Task to carry out:
Extract each line where the string "book" shows up.

Data entries:

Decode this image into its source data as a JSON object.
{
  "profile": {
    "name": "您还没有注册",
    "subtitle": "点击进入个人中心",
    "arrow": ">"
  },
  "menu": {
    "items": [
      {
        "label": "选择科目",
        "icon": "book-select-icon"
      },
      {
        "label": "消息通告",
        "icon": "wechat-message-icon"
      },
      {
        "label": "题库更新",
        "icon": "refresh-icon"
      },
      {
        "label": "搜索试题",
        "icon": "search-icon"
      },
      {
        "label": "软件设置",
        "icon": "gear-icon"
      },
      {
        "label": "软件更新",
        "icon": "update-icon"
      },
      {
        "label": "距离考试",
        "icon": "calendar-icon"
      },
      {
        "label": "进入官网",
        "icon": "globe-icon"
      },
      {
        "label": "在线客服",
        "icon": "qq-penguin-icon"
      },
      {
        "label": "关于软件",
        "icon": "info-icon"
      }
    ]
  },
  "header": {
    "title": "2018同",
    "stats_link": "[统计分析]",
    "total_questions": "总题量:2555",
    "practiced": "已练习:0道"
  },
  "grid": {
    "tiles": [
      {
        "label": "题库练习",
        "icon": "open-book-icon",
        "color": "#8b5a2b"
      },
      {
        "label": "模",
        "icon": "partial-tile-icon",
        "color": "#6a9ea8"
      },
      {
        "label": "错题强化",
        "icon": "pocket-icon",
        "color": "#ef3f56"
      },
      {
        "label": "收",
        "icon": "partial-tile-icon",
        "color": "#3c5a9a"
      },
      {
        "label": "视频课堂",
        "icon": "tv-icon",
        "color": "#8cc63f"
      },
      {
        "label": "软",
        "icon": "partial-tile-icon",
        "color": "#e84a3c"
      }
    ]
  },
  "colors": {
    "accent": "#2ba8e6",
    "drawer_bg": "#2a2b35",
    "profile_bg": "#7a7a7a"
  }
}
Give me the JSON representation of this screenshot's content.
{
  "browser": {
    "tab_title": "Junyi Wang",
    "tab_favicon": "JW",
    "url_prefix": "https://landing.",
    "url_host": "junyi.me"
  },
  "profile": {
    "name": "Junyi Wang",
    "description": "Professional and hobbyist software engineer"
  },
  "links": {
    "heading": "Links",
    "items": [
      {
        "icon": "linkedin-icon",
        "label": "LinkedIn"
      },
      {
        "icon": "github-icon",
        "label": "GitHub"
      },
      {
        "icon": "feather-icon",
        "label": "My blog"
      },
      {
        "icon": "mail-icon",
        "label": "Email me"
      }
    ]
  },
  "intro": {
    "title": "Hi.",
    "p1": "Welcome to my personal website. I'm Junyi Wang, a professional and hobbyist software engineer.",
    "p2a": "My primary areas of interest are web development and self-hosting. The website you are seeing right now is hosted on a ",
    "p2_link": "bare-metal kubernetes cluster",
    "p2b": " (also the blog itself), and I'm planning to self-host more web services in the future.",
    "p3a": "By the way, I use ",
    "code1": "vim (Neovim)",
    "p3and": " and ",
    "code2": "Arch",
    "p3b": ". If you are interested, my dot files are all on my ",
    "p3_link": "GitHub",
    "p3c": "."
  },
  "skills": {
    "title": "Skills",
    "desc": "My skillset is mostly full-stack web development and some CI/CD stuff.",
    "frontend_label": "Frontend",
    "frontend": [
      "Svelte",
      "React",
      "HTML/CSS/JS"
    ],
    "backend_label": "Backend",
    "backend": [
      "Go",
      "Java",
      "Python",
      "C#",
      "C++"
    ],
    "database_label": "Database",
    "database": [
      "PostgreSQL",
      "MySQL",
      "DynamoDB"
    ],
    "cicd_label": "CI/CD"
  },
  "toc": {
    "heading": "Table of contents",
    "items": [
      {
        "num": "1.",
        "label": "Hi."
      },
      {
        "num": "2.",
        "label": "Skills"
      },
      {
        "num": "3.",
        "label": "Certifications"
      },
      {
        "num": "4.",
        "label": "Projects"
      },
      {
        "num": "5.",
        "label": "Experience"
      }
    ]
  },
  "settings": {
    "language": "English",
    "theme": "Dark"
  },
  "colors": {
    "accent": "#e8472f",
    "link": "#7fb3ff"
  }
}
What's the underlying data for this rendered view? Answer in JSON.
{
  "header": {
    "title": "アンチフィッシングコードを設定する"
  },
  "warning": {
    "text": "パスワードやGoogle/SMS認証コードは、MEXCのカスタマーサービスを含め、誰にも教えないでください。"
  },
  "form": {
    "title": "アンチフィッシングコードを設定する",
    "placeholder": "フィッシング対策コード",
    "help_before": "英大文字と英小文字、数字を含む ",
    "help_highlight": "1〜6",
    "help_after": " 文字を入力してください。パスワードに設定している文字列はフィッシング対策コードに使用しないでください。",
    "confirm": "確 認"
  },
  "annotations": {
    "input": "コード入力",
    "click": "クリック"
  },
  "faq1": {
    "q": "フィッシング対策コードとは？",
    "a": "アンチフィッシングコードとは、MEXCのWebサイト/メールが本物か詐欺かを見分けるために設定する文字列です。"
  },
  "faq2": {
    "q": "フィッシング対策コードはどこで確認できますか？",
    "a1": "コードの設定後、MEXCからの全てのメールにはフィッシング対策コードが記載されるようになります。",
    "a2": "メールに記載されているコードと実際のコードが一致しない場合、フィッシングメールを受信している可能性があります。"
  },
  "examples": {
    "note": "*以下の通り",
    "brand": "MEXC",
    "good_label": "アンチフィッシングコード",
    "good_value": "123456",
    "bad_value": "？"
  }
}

Solution:
        "icon": "book-select-icon"
        "icon": "open-book-icon",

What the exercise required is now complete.